• _Region boundary data_
____
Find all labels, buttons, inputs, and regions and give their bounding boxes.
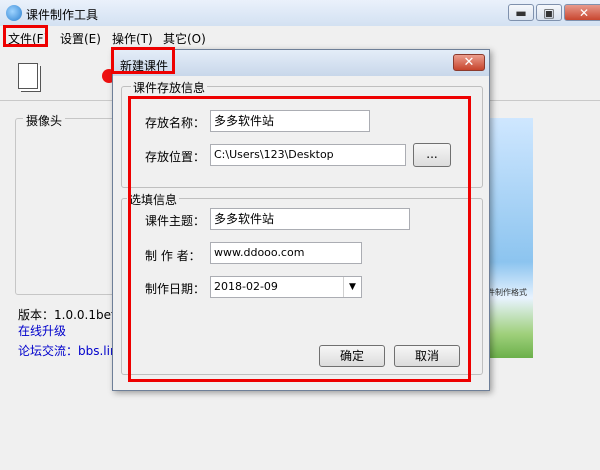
storage-info-group-label: 课件存放信息: [131, 79, 208, 96]
new-courseware-dialog: 新建课件 ✕ 课件存放信息 存放名称： 多多软件站 存放位置： C:\Users…: [111, 47, 490, 391]
maximize-button[interactable]: ▣: [536, 4, 562, 21]
close-button[interactable]: ✕: [564, 4, 600, 21]
highlight-box-menu-file: [3, 25, 48, 47]
minimize-button[interactable]: ▬: [508, 4, 534, 21]
dialog-close-button[interactable]: ✕: [453, 54, 485, 71]
highlight-box-form: [128, 96, 471, 382]
app-icon: [6, 5, 22, 21]
preview-caption: 件制作格式: [487, 288, 527, 297]
menu-settings[interactable]: 设置(E): [60, 30, 101, 47]
window-title: 课件制作工具: [26, 8, 99, 22]
highlight-box-dialog-title: [111, 47, 175, 74]
forum-link[interactable]: 论坛交流：bbs.lin: [18, 342, 118, 359]
preview-image: [484, 118, 533, 358]
version-label: 版本：1.0.0.1beta: [18, 308, 124, 322]
new-document-icon[interactable]: [18, 63, 38, 89]
menu-operation[interactable]: 操作(T): [112, 30, 153, 47]
camera-label: 摄像头: [23, 112, 66, 129]
camera-group: [15, 118, 127, 295]
online-upgrade-link[interactable]: 在线升级: [18, 322, 66, 339]
menu-other[interactable]: 其它(O): [163, 30, 206, 47]
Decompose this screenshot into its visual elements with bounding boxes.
____
• _Exercise directions_
Can you reproduce every line of the material above verbatim, leaving out the picture?

• _Solution to this exercise_
Find all labels, buttons, inputs, and regions and give their bounding boxes.
storage-info-group-label: 课件存放信息: [131, 79, 208, 96]
new-courseware-dialog: 新建课件 ✕ 课件存放信息 存放名称： 多多软件站 存放位置： C:\Users…: [111, 47, 490, 391]
maximize-button[interactable]: ▣: [536, 4, 562, 21]
close-button[interactable]: ✕: [564, 4, 600, 21]
highlight-box-menu-file: [3, 25, 48, 47]
minimize-button[interactable]: ▬: [508, 4, 534, 21]
dialog-close-button[interactable]: ✕: [453, 54, 485, 71]
highlight-box-form: [128, 96, 471, 382]
app-icon: [6, 5, 22, 21]
preview-caption: 件制作格式: [487, 288, 527, 297]
menu-settings[interactable]: 设置(E): [60, 30, 101, 47]
window-title: 课件制作工具: [26, 8, 99, 22]
highlight-box-dialog-title: [111, 47, 175, 74]
forum-link[interactable]: 论坛交流：bbs.lin: [18, 342, 118, 359]
preview-image: [484, 118, 533, 358]
version-label: 版本：1.0.0.1beta: [18, 308, 124, 322]
new-document-icon[interactable]: [18, 63, 38, 89]
menu-operation[interactable]: 操作(T): [112, 30, 153, 47]
camera-label: 摄像头: [23, 112, 66, 129]
camera-group: [15, 118, 127, 295]
online-upgrade-link[interactable]: 在线升级: [18, 322, 66, 339]
menu-other[interactable]: 其它(O): [163, 30, 206, 47]
Decompose this screenshot into its visual elements with bounding boxes.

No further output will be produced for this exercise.